Dataset items
──────
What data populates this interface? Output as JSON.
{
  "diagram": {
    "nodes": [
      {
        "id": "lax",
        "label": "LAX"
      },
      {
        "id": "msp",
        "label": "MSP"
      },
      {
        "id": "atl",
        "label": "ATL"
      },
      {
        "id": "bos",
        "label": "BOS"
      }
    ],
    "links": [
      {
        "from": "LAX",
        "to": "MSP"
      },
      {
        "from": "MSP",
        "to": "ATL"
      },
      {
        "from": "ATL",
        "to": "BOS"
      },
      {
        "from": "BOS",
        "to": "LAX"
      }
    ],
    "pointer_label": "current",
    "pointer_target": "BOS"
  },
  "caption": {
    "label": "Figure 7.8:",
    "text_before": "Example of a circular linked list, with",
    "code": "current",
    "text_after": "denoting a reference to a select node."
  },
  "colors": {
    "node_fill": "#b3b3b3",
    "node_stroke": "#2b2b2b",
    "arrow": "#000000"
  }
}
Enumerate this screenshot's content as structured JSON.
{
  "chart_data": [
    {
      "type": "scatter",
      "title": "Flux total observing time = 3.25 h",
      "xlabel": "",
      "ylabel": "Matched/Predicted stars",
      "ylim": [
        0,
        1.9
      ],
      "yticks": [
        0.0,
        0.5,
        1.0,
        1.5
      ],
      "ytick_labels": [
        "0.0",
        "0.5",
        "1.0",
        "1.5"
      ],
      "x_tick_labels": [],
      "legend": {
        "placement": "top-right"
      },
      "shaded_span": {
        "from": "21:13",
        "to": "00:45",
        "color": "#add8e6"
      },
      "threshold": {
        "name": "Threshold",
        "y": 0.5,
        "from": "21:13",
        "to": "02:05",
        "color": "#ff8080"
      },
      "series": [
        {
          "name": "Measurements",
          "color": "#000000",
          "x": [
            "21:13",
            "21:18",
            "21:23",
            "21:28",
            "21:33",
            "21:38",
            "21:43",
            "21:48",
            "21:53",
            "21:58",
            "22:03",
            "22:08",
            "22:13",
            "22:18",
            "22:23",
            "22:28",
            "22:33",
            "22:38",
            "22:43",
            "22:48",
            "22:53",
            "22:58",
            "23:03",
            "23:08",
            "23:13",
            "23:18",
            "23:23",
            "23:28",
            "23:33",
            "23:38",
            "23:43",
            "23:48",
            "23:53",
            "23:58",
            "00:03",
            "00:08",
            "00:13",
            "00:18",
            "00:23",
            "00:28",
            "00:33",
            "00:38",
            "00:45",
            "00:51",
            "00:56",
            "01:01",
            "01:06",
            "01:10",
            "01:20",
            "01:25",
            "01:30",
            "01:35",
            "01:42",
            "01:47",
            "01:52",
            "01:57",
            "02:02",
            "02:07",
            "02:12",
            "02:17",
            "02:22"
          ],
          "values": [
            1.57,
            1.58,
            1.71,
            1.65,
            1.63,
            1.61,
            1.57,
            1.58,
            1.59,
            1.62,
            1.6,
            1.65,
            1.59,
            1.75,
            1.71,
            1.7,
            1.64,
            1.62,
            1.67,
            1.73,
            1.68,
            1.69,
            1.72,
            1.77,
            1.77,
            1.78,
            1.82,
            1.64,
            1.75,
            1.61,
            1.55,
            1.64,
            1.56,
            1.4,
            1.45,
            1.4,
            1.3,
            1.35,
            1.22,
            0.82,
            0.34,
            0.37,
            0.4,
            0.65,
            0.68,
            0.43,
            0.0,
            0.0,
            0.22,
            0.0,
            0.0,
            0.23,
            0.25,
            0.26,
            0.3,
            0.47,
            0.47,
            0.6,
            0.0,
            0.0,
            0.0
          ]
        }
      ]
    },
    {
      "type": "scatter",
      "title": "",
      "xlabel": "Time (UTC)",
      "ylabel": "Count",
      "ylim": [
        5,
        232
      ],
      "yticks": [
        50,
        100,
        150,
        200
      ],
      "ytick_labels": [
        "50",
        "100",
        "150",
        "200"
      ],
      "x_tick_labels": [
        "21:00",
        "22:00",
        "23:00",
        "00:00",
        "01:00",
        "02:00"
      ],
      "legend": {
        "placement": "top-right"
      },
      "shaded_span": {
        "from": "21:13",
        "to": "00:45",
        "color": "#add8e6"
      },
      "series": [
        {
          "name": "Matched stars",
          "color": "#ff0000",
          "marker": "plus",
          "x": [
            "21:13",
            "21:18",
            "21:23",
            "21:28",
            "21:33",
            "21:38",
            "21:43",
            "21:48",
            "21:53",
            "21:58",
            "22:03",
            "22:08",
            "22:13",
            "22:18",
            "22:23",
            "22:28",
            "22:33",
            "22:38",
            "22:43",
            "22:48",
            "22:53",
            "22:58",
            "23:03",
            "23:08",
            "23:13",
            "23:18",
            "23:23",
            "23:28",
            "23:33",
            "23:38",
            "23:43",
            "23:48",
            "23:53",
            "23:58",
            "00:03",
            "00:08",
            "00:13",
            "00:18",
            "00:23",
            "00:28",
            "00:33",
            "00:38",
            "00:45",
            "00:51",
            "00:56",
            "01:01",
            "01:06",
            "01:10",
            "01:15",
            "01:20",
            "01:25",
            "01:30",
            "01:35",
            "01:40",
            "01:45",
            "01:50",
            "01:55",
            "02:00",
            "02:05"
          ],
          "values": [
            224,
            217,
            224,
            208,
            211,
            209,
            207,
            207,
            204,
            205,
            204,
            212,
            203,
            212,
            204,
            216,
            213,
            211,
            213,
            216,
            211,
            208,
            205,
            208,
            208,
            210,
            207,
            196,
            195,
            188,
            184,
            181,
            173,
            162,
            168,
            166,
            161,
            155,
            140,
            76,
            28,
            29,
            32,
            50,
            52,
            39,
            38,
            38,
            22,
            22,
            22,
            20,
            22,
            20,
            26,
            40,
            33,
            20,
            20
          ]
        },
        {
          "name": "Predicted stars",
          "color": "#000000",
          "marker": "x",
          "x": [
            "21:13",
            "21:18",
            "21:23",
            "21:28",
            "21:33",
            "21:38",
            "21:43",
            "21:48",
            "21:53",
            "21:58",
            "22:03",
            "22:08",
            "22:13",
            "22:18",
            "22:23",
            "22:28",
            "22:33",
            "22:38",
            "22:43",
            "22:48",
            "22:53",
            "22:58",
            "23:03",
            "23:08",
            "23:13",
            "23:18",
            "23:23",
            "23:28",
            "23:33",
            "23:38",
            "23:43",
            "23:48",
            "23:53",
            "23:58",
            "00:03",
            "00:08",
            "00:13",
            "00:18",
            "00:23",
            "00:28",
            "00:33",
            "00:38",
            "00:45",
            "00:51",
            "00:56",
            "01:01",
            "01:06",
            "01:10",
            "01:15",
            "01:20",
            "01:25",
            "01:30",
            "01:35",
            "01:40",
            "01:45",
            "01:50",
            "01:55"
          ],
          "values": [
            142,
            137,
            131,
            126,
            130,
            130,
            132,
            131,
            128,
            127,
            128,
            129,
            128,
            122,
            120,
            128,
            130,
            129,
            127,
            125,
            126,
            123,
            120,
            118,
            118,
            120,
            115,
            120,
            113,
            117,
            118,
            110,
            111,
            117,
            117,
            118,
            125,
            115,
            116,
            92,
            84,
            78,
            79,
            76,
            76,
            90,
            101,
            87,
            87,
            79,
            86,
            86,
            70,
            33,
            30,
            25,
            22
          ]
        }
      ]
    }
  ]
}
──────
Task instructions.
Copy whichever lines in the listing above contain the word "Predicted".

Result of this exercise.
      "ylabel": "Matched/Predicted stars",
          "name": "Predicted stars",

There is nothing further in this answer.